[START OF DATA TO PROCESS]
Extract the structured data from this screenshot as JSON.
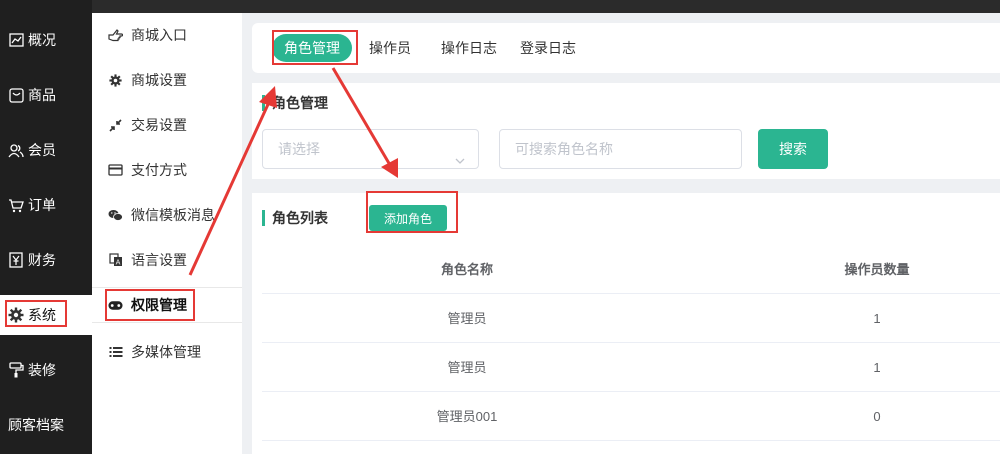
{
  "sidebar1": {
    "items": [
      {
        "label": "概况",
        "icon": "chart-icon"
      },
      {
        "label": "商品",
        "icon": "box-icon"
      },
      {
        "label": "会员",
        "icon": "users-icon"
      },
      {
        "label": "订单",
        "icon": "cart-icon"
      },
      {
        "label": "财务",
        "icon": "yen-icon"
      },
      {
        "label": "系统",
        "icon": "gear-icon"
      },
      {
        "label": "装修",
        "icon": "paint-roller-icon"
      },
      {
        "label": "顾客档案",
        "icon": ""
      }
    ],
    "active": "系统"
  },
  "sidebar2": {
    "items": [
      {
        "label": "商城入口",
        "icon": "pointer-hand-icon"
      },
      {
        "label": "商城设置",
        "icon": "cog-icon"
      },
      {
        "label": "交易设置",
        "icon": "compress-arrows-icon"
      },
      {
        "label": "支付方式",
        "icon": "credit-card-icon"
      },
      {
        "label": "微信模板消息",
        "icon": "wechat-icon"
      },
      {
        "label": "语言设置",
        "icon": "translate-icon"
      },
      {
        "label": "权限管理",
        "icon": "gamepad-icon"
      },
      {
        "label": "多媒体管理",
        "icon": "list-icon"
      }
    ],
    "active": "权限管理"
  },
  "tabs": [
    {
      "label": "角色管理"
    },
    {
      "label": "操作员"
    },
    {
      "label": "操作日志"
    },
    {
      "label": "登录日志"
    }
  ],
  "filter": {
    "title": "角色管理",
    "select_placeholder": "请选择",
    "search_placeholder": "可搜索角色名称",
    "search_button": "搜索"
  },
  "list": {
    "title": "角色列表",
    "add_button": "添加角色",
    "columns": [
      "角色名称",
      "操作员数量"
    ],
    "rows": [
      [
        "管理员",
        "1"
      ],
      [
        "管理员",
        "1"
      ],
      [
        "管理员001",
        "0"
      ]
    ]
  },
  "colors": {
    "accent": "#2bb591",
    "annotation": "#e53935",
    "sidebar_bg": "#1f1f1f"
  }
}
[END OF DATA TO PROCESS]
*GOAL:*
Write out the records above exactly as they appear, leaving out any pictures.

*RESULT BELOW:*
Extract the structured data from this screenshot as JSON.
{
  "sidebar1": {
    "items": [
      {
        "label": "概况",
        "icon": "chart-icon"
      },
      {
        "label": "商品",
        "icon": "box-icon"
      },
      {
        "label": "会员",
        "icon": "users-icon"
      },
      {
        "label": "订单",
        "icon": "cart-icon"
      },
      {
        "label": "财务",
        "icon": "yen-icon"
      },
      {
        "label": "系统",
        "icon": "gear-icon"
      },
      {
        "label": "装修",
        "icon": "paint-roller-icon"
      },
      {
        "label": "顾客档案",
        "icon": ""
      }
    ],
    "active": "系统"
  },
  "sidebar2": {
    "items": [
      {
        "label": "商城入口",
        "icon": "pointer-hand-icon"
      },
      {
        "label": "商城设置",
        "icon": "cog-icon"
      },
      {
        "label": "交易设置",
        "icon": "compress-arrows-icon"
      },
      {
        "label": "支付方式",
        "icon": "credit-card-icon"
      },
      {
        "label": "微信模板消息",
        "icon": "wechat-icon"
      },
      {
        "label": "语言设置",
        "icon": "translate-icon"
      },
      {
        "label": "权限管理",
        "icon": "gamepad-icon"
      },
      {
        "label": "多媒体管理",
        "icon": "list-icon"
      }
    ],
    "active": "权限管理"
  },
  "tabs": [
    {
      "label": "角色管理"
    },
    {
      "label": "操作员"
    },
    {
      "label": "操作日志"
    },
    {
      "label": "登录日志"
    }
  ],
  "filter": {
    "title": "角色管理",
    "select_placeholder": "请选择",
    "search_placeholder": "可搜索角色名称",
    "search_button": "搜索"
  },
  "list": {
    "title": "角色列表",
    "add_button": "添加角色",
    "columns": [
      "角色名称",
      "操作员数量"
    ],
    "rows": [
      [
        "管理员",
        "1"
      ],
      [
        "管理员",
        "1"
      ],
      [
        "管理员001",
        "0"
      ]
    ]
  },
  "colors": {
    "accent": "#2bb591",
    "annotation": "#e53935",
    "sidebar_bg": "#1f1f1f"
  }
}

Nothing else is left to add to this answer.